> [WRITTEN INSTRUCTION]:
Filter the records below and copy every line containing the word "legend".

> [INPUT FOR THIS TASK]:
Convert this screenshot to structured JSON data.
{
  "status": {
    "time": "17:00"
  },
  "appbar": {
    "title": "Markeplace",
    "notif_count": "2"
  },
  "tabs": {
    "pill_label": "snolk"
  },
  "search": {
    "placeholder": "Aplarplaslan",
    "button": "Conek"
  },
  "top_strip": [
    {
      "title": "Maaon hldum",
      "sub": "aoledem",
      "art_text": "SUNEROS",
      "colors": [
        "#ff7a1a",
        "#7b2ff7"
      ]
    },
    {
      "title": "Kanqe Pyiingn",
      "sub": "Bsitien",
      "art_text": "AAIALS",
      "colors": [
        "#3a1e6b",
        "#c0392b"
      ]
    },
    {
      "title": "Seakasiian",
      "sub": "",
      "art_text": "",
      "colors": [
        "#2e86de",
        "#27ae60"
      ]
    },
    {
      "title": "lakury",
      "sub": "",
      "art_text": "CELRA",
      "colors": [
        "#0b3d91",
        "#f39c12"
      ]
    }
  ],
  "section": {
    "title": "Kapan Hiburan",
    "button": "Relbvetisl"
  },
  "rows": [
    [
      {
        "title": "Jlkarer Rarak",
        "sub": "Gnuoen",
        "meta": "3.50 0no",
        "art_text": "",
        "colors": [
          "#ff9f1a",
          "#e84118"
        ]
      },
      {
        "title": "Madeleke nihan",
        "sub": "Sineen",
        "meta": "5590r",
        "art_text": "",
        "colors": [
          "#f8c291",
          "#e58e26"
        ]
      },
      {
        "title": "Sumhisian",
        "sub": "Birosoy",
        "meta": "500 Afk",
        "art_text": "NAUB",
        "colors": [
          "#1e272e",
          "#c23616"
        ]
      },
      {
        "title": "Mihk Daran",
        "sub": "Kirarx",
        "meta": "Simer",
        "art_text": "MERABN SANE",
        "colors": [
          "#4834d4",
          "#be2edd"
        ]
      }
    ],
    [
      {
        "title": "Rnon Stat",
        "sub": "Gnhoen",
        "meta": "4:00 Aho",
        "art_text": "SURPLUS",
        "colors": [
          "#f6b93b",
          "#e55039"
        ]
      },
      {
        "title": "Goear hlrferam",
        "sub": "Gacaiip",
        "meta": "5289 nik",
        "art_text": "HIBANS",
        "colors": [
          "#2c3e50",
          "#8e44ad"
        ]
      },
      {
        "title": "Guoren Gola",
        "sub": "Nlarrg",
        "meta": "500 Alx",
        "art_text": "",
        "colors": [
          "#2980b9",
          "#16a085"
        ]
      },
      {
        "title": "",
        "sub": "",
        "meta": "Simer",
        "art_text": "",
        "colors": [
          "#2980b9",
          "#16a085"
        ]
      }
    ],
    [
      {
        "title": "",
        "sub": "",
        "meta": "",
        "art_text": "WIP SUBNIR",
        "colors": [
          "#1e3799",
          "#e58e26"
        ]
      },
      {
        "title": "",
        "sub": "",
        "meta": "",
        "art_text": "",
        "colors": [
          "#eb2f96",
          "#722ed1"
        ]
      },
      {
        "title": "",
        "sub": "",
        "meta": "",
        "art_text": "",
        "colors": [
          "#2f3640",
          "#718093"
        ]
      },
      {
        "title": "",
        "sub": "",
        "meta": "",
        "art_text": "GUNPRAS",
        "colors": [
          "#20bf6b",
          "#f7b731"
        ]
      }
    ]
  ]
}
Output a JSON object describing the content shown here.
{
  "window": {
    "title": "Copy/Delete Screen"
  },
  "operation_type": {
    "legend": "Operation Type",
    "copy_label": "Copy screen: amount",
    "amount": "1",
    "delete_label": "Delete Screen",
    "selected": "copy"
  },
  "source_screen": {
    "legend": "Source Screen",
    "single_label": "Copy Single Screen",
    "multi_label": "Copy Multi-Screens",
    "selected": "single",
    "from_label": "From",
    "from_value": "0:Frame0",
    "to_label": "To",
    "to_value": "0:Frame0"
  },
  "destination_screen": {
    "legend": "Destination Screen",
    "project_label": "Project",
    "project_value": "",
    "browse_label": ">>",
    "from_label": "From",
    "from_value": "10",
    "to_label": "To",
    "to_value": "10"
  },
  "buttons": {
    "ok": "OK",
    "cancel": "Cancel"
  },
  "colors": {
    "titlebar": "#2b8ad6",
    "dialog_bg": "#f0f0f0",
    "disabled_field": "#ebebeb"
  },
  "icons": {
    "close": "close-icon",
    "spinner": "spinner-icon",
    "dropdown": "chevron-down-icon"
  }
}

> [TASK OUTPUT]:
    "legend": "Operation Type",
    "legend": "Source Screen",
    "legend": "Destination Screen",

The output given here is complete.